--- begin Data extract ---

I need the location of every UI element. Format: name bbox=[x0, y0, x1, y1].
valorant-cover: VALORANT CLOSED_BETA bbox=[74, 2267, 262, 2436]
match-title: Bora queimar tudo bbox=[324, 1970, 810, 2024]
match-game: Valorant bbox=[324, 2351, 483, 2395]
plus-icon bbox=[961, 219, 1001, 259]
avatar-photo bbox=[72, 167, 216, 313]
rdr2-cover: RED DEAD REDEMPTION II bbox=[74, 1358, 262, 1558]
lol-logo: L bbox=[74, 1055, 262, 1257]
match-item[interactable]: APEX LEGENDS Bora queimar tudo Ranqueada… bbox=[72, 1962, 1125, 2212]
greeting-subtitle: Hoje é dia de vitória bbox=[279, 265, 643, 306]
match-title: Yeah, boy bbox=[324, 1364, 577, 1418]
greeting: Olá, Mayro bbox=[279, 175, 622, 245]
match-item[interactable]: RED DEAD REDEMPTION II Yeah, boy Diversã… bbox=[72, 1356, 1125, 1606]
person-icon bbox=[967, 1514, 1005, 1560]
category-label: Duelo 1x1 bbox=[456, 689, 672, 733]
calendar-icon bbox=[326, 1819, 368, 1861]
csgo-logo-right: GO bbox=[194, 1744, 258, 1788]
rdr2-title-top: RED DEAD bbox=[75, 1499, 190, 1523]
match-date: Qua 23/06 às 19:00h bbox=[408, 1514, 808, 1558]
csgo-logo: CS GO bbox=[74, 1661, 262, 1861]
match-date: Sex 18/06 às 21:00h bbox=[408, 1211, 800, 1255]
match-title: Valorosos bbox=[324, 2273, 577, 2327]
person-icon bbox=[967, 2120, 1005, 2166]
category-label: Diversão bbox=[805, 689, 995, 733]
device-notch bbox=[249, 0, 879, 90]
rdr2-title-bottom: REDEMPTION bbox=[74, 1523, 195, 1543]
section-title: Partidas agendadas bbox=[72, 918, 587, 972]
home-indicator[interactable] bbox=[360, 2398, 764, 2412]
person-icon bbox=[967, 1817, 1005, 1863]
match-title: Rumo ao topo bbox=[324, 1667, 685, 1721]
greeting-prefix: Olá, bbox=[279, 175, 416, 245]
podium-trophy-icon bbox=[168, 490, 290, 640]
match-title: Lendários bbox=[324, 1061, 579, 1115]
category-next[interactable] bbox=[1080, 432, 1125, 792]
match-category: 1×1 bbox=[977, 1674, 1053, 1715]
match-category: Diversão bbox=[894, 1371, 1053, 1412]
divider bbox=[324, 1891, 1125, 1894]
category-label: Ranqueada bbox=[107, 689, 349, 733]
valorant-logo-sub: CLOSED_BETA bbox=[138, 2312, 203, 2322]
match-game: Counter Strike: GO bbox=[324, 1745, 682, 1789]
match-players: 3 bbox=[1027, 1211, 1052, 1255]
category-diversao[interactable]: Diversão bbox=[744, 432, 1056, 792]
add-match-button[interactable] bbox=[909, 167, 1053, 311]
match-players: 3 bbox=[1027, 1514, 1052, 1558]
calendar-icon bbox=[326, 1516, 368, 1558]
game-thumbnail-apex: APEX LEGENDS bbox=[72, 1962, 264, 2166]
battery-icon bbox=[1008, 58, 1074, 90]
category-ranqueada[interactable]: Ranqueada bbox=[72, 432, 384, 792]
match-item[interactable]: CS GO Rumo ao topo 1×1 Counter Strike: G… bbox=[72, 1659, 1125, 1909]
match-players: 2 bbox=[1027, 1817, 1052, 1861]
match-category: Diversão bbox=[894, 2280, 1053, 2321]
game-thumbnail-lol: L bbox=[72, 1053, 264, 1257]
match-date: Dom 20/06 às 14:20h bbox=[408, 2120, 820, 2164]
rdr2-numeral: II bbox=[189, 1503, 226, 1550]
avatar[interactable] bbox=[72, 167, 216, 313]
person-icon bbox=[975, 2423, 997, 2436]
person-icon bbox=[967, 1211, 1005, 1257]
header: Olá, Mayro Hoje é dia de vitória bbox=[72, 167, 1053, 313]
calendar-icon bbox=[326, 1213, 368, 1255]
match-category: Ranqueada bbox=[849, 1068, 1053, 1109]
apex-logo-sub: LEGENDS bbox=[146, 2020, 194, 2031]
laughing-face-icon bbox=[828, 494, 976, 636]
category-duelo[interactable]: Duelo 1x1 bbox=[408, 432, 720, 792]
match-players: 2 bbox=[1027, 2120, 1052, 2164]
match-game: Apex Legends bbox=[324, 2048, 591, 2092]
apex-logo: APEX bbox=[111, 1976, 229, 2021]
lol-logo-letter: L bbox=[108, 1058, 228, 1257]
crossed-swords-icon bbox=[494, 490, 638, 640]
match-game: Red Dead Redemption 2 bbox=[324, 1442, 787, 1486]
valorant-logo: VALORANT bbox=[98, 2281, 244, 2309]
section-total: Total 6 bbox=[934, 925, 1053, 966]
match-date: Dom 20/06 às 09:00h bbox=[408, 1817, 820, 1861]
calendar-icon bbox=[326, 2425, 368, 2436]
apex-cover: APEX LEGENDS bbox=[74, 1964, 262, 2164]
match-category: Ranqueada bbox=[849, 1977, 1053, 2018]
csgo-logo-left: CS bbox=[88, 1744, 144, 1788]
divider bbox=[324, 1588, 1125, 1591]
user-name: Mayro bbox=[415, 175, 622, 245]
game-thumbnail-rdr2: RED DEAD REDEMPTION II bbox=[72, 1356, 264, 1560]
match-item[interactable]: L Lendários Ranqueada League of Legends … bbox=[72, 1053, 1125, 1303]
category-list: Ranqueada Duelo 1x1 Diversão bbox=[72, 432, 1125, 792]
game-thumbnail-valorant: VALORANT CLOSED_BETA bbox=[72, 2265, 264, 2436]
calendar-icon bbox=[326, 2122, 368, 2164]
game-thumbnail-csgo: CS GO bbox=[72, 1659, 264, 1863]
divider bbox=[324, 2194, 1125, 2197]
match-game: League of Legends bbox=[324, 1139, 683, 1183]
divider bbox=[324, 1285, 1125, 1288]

--- end Data extract ---

What is being asked: Reproduce every line of the listing above word for word.

Correct answer:
I need the location of every UI element. Format: name bbox=[x0, y0, x1, y1].
valorant-cover: VALORANT CLOSED_BETA bbox=[74, 2267, 262, 2436]
match-title: Bora queimar tudo bbox=[324, 1970, 810, 2024]
match-game: Valorant bbox=[324, 2351, 483, 2395]
plus-icon bbox=[961, 219, 1001, 259]
avatar-photo bbox=[72, 167, 216, 313]
rdr2-cover: RED DEAD REDEMPTION II bbox=[74, 1358, 262, 1558]
lol-logo: L bbox=[74, 1055, 262, 1257]
match-item[interactable]: APEX LEGENDS Bora queimar tudo Ranqueada… bbox=[72, 1962, 1125, 2212]
greeting-subtitle: Hoje é dia de vitória bbox=[279, 265, 643, 306]
match-title: Yeah, boy bbox=[324, 1364, 577, 1418]
greeting: Olá, Mayro bbox=[279, 175, 622, 245]
match-item[interactable]: RED DEAD REDEMPTION II Yeah, boy Diversã… bbox=[72, 1356, 1125, 1606]
person-icon bbox=[967, 1514, 1005, 1560]
category-label: Duelo 1x1 bbox=[456, 689, 672, 733]
calendar-icon bbox=[326, 1819, 368, 1861]
csgo-logo-right: GO bbox=[194, 1744, 258, 1788]
rdr2-title-top: RED DEAD bbox=[75, 1499, 190, 1523]
match-date: Qua 23/06 às 19:00h bbox=[408, 1514, 808, 1558]
csgo-logo: CS GO bbox=[74, 1661, 262, 1861]
match-date: Sex 18/06 às 21:00h bbox=[408, 1211, 800, 1255]
match-title: Valorosos bbox=[324, 2273, 577, 2327]
person-icon bbox=[967, 2120, 1005, 2166]
category-label: Diversão bbox=[805, 689, 995, 733]
device-notch bbox=[249, 0, 879, 90]
rdr2-title-bottom: REDEMPTION bbox=[74, 1523, 195, 1543]
section-title: Partidas agendadas bbox=[72, 918, 587, 972]
home-indicator[interactable] bbox=[360, 2398, 764, 2412]
person-icon bbox=[967, 1817, 1005, 1863]
match-title: Rumo ao topo bbox=[324, 1667, 685, 1721]
greeting-prefix: Olá, bbox=[279, 175, 416, 245]
podium-trophy-icon bbox=[168, 490, 290, 640]
match-title: Lendários bbox=[324, 1061, 579, 1115]
category-next[interactable] bbox=[1080, 432, 1125, 792]
match-category: 1×1 bbox=[977, 1674, 1053, 1715]
match-category: Diversão bbox=[894, 1371, 1053, 1412]
divider bbox=[324, 1891, 1125, 1894]
category-label: Ranqueada bbox=[107, 689, 349, 733]
valorant-logo-sub: CLOSED_BETA bbox=[138, 2312, 203, 2322]
match-game: Counter Strike: GO bbox=[324, 1745, 682, 1789]
match-players: 3 bbox=[1027, 1211, 1052, 1255]
category-diversao[interactable]: Diversão bbox=[744, 432, 1056, 792]
add-match-button[interactable] bbox=[909, 167, 1053, 311]
match-players: 3 bbox=[1027, 1514, 1052, 1558]
calendar-icon bbox=[326, 1516, 368, 1558]
game-thumbnail-apex: APEX LEGENDS bbox=[72, 1962, 264, 2166]
battery-icon bbox=[1008, 58, 1074, 90]
category-ranqueada[interactable]: Ranqueada bbox=[72, 432, 384, 792]
match-item[interactable]: CS GO Rumo ao topo 1×1 Counter Strike: G… bbox=[72, 1659, 1125, 1909]
match-players: 2 bbox=[1027, 1817, 1052, 1861]
match-category: Diversão bbox=[894, 2280, 1053, 2321]
game-thumbnail-lol: L bbox=[72, 1053, 264, 1257]
match-date: Dom 20/06 às 14:20h bbox=[408, 2120, 820, 2164]
rdr2-numeral: II bbox=[189, 1503, 226, 1550]
avatar[interactable] bbox=[72, 167, 216, 313]
person-icon bbox=[975, 2423, 997, 2436]
person-icon bbox=[967, 1211, 1005, 1257]
header: Olá, Mayro Hoje é dia de vitória bbox=[72, 167, 1053, 313]
calendar-icon bbox=[326, 1213, 368, 1255]
match-category: Ranqueada bbox=[849, 1068, 1053, 1109]
apex-logo-sub: LEGENDS bbox=[146, 2020, 194, 2031]
laughing-face-icon bbox=[828, 494, 976, 636]
category-duelo[interactable]: Duelo 1x1 bbox=[408, 432, 720, 792]
match-players: 2 bbox=[1027, 2120, 1052, 2164]
match-game: Apex Legends bbox=[324, 2048, 591, 2092]
apex-logo: APEX bbox=[111, 1976, 229, 2021]
lol-logo-letter: L bbox=[108, 1058, 228, 1257]
crossed-swords-icon bbox=[494, 490, 638, 640]
match-game: Red Dead Redemption 2 bbox=[324, 1442, 787, 1486]
valorant-logo: VALORANT bbox=[98, 2281, 244, 2309]
section-total: Total 6 bbox=[934, 925, 1053, 966]
match-date: Dom 20/06 às 09:00h bbox=[408, 1817, 820, 1861]
calendar-icon bbox=[326, 2425, 368, 2436]
apex-cover: APEX LEGENDS bbox=[74, 1964, 262, 2164]
match-category: Ranqueada bbox=[849, 1977, 1053, 2018]
csgo-logo-left: CS bbox=[88, 1744, 144, 1788]
divider bbox=[324, 1588, 1125, 1591]
user-name: Mayro bbox=[415, 175, 622, 245]
game-thumbnail-rdr2: RED DEAD REDEMPTION II bbox=[72, 1356, 264, 1560]
match-item[interactable]: L Lendários Ranqueada League of Legends … bbox=[72, 1053, 1125, 1303]
category-list: Ranqueada Duelo 1x1 Diversão bbox=[72, 432, 1125, 792]
game-thumbnail-valorant: VALORANT CLOSED_BETA bbox=[72, 2265, 264, 2436]
calendar-icon bbox=[326, 2122, 368, 2164]
game-thumbnail-csgo: CS GO bbox=[72, 1659, 264, 1863]
divider bbox=[324, 2194, 1125, 2197]
match-game: League of Legends bbox=[324, 1139, 683, 1183]
divider bbox=[324, 1285, 1125, 1288]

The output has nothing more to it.